● Written exercise
In the copy, keep every record exact and leave out all images.

● Items
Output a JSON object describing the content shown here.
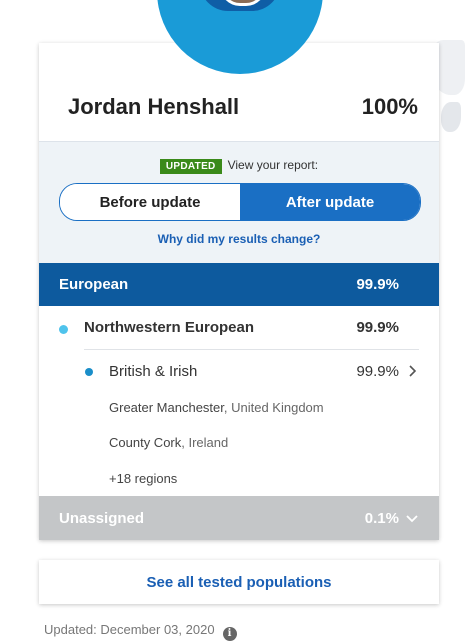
{
  "profile": {
    "name": "Jordan Henshall",
    "percent": "100%"
  },
  "update": {
    "badge": "UPDATED",
    "prompt": "View your report:",
    "before_label": "Before update",
    "after_label": "After update",
    "why_link": "Why did my results change?"
  },
  "regions": {
    "european": {
      "label": "European",
      "value": "99.9%"
    },
    "northwestern": {
      "label": "Northwestern European",
      "value": "99.9%"
    },
    "british_irish": {
      "label": "British & Irish",
      "value": "99.9%",
      "subregions": [
        {
          "place": "Greater Manchester",
          "country": ", United Kingdom"
        },
        {
          "place": "County Cork",
          "country": ", Ireland"
        }
      ],
      "more": "+18 regions"
    },
    "unassigned": {
      "label": "Unassigned",
      "value": "0.1%"
    }
  },
  "see_all": "See all tested populations",
  "footer": {
    "updated": "Updated: December 03, 2020"
  },
  "colors": {
    "european_bar": "#0d5a9e",
    "toggle_active": "#1a6fc4",
    "northwestern_dot": "#4fc3ec",
    "british_dot": "#1a8ec9",
    "unassigned_bar": "#c4c6c8",
    "badge": "#3a8a1a"
  },
  "icons": {
    "chevron_right": "chevron-right-icon",
    "chevron_down": "chevron-down-icon",
    "info": "info-icon"
  }
}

● Solution for this task
Output a JSON object describing the content shown here.
{
  "profile": {
    "name": "Jordan Henshall",
    "percent": "100%"
  },
  "update": {
    "badge": "UPDATED",
    "prompt": "View your report:",
    "before_label": "Before update",
    "after_label": "After update",
    "why_link": "Why did my results change?"
  },
  "regions": {
    "european": {
      "label": "European",
      "value": "99.9%"
    },
    "northwestern": {
      "label": "Northwestern European",
      "value": "99.9%"
    },
    "british_irish": {
      "label": "British & Irish",
      "value": "99.9%",
      "subregions": [
        {
          "place": "Greater Manchester",
          "country": ", United Kingdom"
        },
        {
          "place": "County Cork",
          "country": ", Ireland"
        }
      ],
      "more": "+18 regions"
    },
    "unassigned": {
      "label": "Unassigned",
      "value": "0.1%"
    }
  },
  "see_all": "See all tested populations",
  "footer": {
    "updated": "Updated: December 03, 2020"
  },
  "colors": {
    "european_bar": "#0d5a9e",
    "toggle_active": "#1a6fc4",
    "northwestern_dot": "#4fc3ec",
    "british_dot": "#1a8ec9",
    "unassigned_bar": "#c4c6c8",
    "badge": "#3a8a1a"
  },
  "icons": {
    "chevron_right": "chevron-right-icon",
    "chevron_down": "chevron-down-icon",
    "info": "info-icon"
  }
}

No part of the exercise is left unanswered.